* **Aim**:
Retype the material below. Keep every word exactly as it is.

(Some records)
*****
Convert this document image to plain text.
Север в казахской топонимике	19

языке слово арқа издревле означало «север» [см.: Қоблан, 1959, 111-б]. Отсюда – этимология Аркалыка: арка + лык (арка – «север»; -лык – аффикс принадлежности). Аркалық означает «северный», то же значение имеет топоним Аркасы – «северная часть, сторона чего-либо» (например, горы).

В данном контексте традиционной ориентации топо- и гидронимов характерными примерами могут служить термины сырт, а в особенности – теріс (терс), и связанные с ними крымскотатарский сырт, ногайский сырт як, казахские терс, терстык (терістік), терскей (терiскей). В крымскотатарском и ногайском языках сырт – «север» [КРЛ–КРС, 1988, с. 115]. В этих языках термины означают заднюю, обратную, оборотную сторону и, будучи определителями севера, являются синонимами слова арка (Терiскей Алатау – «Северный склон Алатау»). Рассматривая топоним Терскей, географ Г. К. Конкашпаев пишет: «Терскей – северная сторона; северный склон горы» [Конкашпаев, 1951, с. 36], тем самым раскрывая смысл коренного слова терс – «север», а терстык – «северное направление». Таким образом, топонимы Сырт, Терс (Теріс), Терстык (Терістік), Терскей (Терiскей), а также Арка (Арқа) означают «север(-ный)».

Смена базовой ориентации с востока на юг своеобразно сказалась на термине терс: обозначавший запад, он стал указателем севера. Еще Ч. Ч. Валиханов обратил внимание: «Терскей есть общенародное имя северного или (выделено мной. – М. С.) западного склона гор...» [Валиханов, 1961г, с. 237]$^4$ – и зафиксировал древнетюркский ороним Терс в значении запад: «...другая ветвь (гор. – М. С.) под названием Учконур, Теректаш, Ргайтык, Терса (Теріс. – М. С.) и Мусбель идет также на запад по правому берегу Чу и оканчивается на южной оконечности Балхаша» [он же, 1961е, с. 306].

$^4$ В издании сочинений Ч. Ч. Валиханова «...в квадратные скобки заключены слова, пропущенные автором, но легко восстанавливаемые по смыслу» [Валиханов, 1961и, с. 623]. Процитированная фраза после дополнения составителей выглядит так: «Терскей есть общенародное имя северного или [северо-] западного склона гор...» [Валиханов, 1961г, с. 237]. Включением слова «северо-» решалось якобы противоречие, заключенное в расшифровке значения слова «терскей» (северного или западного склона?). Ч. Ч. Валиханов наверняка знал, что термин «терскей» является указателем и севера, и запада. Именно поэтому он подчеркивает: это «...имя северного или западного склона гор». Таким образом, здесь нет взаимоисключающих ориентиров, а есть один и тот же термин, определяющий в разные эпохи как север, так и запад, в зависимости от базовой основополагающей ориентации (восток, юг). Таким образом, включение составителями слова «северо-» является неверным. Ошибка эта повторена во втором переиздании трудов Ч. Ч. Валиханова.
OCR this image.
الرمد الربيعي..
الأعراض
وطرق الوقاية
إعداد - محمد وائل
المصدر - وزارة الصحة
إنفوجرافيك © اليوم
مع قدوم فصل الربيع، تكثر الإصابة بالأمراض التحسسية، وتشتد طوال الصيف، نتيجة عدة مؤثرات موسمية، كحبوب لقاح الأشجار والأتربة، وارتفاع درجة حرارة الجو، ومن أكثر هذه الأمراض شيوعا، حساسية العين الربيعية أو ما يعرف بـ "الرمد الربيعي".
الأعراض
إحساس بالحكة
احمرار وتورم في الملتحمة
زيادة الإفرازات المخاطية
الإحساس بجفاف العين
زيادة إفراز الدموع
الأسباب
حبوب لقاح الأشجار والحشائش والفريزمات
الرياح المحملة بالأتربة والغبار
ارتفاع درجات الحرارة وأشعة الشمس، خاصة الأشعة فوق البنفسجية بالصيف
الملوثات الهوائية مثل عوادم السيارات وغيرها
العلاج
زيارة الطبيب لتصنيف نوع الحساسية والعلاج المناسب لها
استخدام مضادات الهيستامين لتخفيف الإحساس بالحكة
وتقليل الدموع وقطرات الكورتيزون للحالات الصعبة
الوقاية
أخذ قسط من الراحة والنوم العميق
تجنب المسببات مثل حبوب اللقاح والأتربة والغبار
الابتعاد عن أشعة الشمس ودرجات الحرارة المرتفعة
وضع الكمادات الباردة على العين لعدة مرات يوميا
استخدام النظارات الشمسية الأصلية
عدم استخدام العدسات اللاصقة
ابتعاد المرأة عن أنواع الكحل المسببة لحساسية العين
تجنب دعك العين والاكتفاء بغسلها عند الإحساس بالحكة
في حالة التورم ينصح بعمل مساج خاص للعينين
*****
* **Output below**:
Convert this document image to plain text.
Север в казахской топонимике	19

языке слово арқа издревле означало «север» [см.: Қоблан, 1959, 111-б]. Отсюда – этимология Аркалыка: арка + лык (арка – «север»; -лык – аффикс принадлежности). Аркалық означает «северный», то же значение имеет топоним Аркасы – «северная часть, сторона чего-либо» (например, горы).

В данном контексте традиционной ориентации топо- и гидронимов характерными примерами могут служить термины сырт, а в особенности – теріс (терс), и связанные с ними крымскотатарский сырт, ногайский сырт як, казахские терс, терстык (терістік), терскей (терiскей). В крымскотатарском и ногайском языках сырт – «север» [КРЛ–КРС, 1988, с. 115]. В этих языках термины означают заднюю, обратную, оборотную сторону и, будучи определителями севера, являются синонимами слова арка (Терiскей Алатау – «Северный склон Алатау»). Рассматривая топоним Терскей, географ Г. К. Конкашпаев пишет: «Терскей – северная сторона; северный склон горы» [Конкашпаев, 1951, с. 36], тем самым раскрывая смысл коренного слова терс – «север», а терстык – «северное направление». Таким образом, топонимы Сырт, Терс (Теріс), Терстык (Терістік), Терскей (Терiскей), а также Арка (Арқа) означают «север(-ный)».

Смена базовой ориентации с востока на юг своеобразно сказалась на термине терс: обозначавший запад, он стал указателем севера. Еще Ч. Ч. Валиханов обратил внимание: «Терскей есть общенародное имя северного или (выделено мной. – М. С.) западного склона гор...» [Валиханов, 1961г, с. 237]$^4$ – и зафиксировал древнетюркский ороним Терс в значении запад: «...другая ветвь (гор. – М. С.) под названием Учконур, Теректаш, Ргайтык, Терса (Теріс. – М. С.) и Мусбель идет также на запад по правому берегу Чу и оканчивается на южной оконечности Балхаша» [он же, 1961е, с. 306].

$^4$ В издании сочинений Ч. Ч. Валиханова «...в квадратные скобки заключены слова, пропущенные автором, но легко восстанавливаемые по смыслу» [Валиханов, 1961и, с. 623]. Процитированная фраза после дополнения составителей выглядит так: «Терскей есть общенародное имя северного или [северо-] западного склона гор...» [Валиханов, 1961г, с. 237]. Включением слова «северо-» решалось якобы противоречие, заключенное в расшифровке значения слова «терскей» (северного или западного склона?). Ч. Ч. Валиханов наверняка знал, что термин «терскей» является указателем и севера, и запада. Именно поэтому он подчеркивает: это «...имя северного или западного склона гор». Таким образом, здесь нет взаимоисключающих ориентиров, а есть один и тот же термин, определяющий в разные эпохи как север, так и запад, в зависимости от базовой основополагающей ориентации (восток, юг). Таким образом, включение составителями слова «северо-» является неверным. Ошибка эта повторена во втором переиздании трудов Ч. Ч. Валиханова.
OCR this image.
الرمد الربيعي..
الأعراض
وطرق الوقاية
إعداد - محمد وائل
المصدر - وزارة الصحة
إنفوجرافيك © اليوم
مع قدوم فصل الربيع، تكثر الإصابة بالأمراض التحسسية، وتشتد طوال الصيف، نتيجة عدة مؤثرات موسمية، كحبوب لقاح الأشجار والأتربة، وارتفاع درجة حرارة الجو، ومن أكثر هذه الأمراض شيوعا، حساسية العين الربيعية أو ما يعرف بـ "الرمد الربيعي".
الأعراض
إحساس بالحكة
احمرار وتورم في الملتحمة
زيادة الإفرازات المخاطية
الإحساس بجفاف العين
زيادة إفراز الدموع
الأسباب
حبوب لقاح الأشجار والحشائش والفريزمات
الرياح المحملة بالأتربة والغبار
ارتفاع درجات الحرارة وأشعة الشمس، خاصة الأشعة فوق البنفسجية بالصيف
الملوثات الهوائية مثل عوادم السيارات وغيرها
العلاج
زيارة الطبيب لتصنيف نوع الحساسية والعلاج المناسب لها
استخدام مضادات الهيستامين لتخفيف الإحساس بالحكة
وتقليل الدموع وقطرات الكورتيزون للحالات الصعبة
الوقاية
أخذ قسط من الراحة والنوم العميق
تجنب المسببات مثل حبوب اللقاح والأتربة والغبار
الابتعاد عن أشعة الشمس ودرجات الحرارة المرتفعة
وضع الكمادات الباردة على العين لعدة مرات يوميا
استخدام النظارات الشمسية الأصلية
عدم استخدام العدسات اللاصقة
ابتعاد المرأة عن أنواع الكحل المسببة لحساسية العين
تجنب دعك العين والاكتفاء بغسلها عند الإحساس بالحكة
في حالة التورم ينصح بعمل مساج خاص للعينين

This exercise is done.